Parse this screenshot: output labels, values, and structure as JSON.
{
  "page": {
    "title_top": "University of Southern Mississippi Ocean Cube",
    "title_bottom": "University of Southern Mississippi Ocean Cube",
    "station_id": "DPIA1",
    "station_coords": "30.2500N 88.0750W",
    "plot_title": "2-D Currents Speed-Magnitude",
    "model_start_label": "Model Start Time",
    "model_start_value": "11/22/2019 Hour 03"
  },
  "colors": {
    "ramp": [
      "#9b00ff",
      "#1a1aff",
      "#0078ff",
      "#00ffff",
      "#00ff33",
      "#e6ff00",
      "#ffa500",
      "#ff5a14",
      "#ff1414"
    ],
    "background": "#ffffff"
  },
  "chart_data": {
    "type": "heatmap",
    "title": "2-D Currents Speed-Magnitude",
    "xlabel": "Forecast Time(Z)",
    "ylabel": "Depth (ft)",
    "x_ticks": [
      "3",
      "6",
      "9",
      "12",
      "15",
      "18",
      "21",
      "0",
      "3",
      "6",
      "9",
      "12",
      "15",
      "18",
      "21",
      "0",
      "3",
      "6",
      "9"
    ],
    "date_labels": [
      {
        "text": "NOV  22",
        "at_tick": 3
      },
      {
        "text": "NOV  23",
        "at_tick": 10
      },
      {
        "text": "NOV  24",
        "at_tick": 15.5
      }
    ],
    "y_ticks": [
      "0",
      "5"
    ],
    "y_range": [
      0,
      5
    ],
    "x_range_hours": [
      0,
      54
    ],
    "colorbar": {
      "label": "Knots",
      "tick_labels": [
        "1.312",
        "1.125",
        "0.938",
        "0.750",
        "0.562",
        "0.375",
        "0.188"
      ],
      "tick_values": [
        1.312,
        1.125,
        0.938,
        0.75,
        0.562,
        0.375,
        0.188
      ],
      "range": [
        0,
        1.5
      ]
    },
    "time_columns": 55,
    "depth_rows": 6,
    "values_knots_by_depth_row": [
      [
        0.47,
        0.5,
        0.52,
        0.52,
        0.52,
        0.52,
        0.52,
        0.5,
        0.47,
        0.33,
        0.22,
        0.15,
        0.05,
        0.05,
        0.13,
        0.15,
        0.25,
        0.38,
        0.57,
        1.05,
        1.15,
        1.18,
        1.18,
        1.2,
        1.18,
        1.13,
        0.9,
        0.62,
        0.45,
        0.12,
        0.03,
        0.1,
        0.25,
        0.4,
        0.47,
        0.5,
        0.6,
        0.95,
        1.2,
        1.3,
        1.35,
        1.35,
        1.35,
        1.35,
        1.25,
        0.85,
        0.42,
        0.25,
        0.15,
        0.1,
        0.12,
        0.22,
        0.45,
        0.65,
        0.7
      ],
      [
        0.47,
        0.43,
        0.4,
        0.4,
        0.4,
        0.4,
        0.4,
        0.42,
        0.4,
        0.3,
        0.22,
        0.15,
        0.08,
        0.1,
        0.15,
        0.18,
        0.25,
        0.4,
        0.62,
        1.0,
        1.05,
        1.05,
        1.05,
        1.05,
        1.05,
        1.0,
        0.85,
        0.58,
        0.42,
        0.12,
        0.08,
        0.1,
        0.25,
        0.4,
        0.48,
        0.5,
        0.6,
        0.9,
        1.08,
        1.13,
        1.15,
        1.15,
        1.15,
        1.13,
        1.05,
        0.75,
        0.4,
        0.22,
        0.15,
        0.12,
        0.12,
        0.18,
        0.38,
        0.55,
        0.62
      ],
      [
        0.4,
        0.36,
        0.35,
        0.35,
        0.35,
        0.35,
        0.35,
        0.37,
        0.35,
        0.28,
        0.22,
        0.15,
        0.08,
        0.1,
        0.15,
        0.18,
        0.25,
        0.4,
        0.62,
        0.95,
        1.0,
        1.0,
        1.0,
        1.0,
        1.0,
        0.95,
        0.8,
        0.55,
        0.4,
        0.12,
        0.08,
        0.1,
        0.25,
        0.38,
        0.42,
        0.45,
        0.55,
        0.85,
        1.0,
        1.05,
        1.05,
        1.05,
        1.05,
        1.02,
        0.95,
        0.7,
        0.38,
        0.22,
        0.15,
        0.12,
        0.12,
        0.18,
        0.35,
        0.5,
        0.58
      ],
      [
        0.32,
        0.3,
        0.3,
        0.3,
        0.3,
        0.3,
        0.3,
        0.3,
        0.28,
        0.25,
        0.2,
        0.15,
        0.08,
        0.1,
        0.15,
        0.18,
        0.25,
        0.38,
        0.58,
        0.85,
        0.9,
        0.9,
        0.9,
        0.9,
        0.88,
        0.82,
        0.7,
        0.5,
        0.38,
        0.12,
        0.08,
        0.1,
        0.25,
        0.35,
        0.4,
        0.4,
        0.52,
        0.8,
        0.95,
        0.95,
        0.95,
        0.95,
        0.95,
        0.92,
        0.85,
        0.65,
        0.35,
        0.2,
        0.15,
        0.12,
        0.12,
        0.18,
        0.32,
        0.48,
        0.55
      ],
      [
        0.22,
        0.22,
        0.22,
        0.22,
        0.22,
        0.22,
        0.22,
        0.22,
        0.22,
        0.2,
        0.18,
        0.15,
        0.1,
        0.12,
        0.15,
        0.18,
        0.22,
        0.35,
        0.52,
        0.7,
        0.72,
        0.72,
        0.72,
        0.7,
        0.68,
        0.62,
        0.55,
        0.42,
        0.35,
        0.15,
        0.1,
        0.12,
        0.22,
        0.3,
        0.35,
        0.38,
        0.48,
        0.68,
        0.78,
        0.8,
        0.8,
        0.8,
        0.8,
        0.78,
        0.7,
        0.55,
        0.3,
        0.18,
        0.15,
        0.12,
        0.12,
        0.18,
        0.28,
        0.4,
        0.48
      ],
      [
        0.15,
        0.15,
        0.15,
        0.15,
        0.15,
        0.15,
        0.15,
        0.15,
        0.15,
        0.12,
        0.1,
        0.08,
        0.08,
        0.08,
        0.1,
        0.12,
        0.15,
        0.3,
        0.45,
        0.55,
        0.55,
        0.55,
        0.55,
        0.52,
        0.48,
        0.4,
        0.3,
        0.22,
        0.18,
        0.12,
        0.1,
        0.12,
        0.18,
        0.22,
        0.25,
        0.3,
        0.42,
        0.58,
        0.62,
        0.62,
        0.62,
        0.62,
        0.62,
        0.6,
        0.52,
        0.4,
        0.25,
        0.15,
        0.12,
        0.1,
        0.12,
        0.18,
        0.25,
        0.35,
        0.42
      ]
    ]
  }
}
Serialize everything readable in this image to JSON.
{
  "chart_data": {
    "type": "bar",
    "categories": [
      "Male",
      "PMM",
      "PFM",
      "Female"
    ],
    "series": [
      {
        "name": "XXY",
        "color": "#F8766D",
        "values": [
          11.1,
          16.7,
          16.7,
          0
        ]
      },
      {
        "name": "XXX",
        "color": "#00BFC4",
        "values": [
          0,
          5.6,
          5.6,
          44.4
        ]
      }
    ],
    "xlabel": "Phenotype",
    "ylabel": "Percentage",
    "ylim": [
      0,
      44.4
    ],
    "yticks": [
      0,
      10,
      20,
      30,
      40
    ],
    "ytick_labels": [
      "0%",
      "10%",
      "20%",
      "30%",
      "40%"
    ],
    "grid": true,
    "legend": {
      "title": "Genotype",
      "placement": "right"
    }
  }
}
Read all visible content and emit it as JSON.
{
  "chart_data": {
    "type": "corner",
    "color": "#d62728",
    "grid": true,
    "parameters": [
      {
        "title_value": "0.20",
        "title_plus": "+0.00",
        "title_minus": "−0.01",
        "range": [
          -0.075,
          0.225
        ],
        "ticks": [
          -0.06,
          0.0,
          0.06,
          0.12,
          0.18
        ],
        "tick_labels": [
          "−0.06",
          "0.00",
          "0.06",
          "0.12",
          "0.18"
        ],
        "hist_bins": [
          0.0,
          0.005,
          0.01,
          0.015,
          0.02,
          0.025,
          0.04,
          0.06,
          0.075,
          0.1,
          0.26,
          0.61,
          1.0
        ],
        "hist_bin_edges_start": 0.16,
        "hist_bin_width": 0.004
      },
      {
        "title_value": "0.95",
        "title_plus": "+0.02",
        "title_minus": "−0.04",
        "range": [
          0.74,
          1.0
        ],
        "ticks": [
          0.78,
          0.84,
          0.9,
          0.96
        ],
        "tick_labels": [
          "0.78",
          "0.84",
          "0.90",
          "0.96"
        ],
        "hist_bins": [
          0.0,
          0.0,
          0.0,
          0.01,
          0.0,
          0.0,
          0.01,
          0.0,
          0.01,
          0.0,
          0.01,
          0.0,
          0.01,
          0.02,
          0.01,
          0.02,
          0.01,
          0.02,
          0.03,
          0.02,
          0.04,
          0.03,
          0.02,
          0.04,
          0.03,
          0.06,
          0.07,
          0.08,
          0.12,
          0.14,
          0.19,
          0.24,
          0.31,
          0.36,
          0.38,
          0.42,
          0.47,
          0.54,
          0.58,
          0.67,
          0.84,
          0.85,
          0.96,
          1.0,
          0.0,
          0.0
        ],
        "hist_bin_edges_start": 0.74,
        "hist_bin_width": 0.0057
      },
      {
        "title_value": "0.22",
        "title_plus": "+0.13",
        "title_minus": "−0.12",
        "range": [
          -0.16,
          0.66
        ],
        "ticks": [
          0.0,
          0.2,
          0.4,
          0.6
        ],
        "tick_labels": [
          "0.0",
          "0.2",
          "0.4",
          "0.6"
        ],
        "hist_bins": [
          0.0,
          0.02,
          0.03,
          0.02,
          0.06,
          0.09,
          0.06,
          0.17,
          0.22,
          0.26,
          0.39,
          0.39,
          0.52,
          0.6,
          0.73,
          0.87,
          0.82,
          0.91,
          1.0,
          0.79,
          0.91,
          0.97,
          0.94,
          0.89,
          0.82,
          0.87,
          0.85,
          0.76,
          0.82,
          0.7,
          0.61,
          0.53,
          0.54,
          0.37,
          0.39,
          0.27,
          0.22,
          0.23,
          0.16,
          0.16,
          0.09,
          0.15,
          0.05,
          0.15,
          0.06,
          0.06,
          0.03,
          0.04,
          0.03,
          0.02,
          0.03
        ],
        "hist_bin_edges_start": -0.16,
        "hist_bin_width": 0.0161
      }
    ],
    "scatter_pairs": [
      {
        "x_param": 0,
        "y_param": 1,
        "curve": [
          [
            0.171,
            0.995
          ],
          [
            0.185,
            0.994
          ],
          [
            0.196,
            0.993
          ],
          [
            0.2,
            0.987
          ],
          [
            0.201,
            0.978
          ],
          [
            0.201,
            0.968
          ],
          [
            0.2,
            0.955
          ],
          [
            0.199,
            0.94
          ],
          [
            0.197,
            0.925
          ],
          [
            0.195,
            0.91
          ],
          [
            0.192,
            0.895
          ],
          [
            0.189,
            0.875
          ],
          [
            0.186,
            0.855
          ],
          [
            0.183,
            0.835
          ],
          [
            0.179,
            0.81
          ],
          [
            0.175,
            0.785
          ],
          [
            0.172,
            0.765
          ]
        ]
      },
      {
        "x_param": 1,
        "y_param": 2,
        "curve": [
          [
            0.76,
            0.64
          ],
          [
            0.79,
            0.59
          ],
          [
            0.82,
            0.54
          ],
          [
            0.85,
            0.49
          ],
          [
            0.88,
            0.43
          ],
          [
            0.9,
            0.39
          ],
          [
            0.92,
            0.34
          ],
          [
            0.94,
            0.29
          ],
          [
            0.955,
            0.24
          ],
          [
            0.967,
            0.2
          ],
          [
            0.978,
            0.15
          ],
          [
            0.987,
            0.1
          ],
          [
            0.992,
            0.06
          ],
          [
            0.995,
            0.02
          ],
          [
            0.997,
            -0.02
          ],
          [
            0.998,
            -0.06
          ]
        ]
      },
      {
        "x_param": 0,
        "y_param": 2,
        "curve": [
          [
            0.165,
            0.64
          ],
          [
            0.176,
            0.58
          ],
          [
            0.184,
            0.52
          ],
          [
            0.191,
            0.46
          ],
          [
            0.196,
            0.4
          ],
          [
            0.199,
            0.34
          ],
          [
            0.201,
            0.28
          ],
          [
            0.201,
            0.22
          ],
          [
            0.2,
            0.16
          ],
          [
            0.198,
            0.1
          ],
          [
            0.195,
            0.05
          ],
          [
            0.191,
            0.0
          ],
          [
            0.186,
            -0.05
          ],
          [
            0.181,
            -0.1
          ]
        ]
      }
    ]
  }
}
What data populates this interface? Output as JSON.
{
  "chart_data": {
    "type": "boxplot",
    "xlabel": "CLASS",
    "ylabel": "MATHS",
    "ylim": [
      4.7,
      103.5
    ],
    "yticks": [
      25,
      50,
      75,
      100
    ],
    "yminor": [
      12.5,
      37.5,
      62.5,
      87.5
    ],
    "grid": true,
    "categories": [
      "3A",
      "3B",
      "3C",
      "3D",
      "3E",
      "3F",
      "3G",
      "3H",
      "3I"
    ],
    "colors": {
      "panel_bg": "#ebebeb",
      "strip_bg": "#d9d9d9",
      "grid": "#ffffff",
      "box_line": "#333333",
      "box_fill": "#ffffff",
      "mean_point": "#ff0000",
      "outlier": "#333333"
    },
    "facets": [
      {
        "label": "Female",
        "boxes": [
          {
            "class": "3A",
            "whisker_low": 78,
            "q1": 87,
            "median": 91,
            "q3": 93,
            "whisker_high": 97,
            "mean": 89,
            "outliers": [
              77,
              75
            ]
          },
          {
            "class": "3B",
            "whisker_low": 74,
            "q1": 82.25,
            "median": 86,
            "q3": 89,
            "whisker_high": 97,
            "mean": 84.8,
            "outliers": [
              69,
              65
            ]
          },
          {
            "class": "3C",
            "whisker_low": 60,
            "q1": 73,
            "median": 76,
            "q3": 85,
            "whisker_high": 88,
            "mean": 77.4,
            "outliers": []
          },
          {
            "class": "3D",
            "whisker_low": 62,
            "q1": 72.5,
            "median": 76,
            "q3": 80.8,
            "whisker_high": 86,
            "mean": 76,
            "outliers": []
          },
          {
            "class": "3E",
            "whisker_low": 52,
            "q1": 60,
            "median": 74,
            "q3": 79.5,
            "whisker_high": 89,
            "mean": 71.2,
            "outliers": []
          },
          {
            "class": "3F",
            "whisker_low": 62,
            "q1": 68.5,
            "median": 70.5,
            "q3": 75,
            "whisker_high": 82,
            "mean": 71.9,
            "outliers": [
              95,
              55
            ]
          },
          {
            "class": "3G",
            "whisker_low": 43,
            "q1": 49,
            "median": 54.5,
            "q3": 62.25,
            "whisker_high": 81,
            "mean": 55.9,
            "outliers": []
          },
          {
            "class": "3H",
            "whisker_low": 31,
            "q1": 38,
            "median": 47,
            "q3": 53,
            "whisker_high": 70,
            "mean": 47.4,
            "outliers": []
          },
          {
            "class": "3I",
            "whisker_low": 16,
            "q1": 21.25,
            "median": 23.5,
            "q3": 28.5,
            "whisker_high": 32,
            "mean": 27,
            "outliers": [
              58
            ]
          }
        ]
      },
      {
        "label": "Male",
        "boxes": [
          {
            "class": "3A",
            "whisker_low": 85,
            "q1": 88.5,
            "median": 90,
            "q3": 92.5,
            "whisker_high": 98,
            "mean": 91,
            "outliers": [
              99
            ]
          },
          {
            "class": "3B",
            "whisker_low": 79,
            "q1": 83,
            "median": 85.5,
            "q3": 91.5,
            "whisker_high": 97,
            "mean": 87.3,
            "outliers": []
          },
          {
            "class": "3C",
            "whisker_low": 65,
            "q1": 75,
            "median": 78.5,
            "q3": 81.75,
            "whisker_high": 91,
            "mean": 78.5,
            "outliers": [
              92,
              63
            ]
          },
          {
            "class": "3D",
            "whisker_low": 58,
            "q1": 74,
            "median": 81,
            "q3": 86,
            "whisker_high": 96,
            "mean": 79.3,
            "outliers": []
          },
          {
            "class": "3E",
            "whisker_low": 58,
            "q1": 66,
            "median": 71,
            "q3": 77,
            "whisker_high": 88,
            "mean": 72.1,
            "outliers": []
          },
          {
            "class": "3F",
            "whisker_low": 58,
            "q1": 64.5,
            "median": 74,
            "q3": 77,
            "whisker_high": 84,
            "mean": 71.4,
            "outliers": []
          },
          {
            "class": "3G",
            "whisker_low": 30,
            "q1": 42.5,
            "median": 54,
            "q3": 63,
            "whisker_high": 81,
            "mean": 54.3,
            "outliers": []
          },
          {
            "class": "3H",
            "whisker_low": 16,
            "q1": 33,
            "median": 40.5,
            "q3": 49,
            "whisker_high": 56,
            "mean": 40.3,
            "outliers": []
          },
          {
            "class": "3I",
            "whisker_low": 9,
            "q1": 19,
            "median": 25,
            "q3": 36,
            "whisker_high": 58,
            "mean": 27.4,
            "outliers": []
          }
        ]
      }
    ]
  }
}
━━━
▶ [What the task requires]
Say how many lines contain the string "ffffff", giving nothing but the count.

▶ [Result for this exercise]
3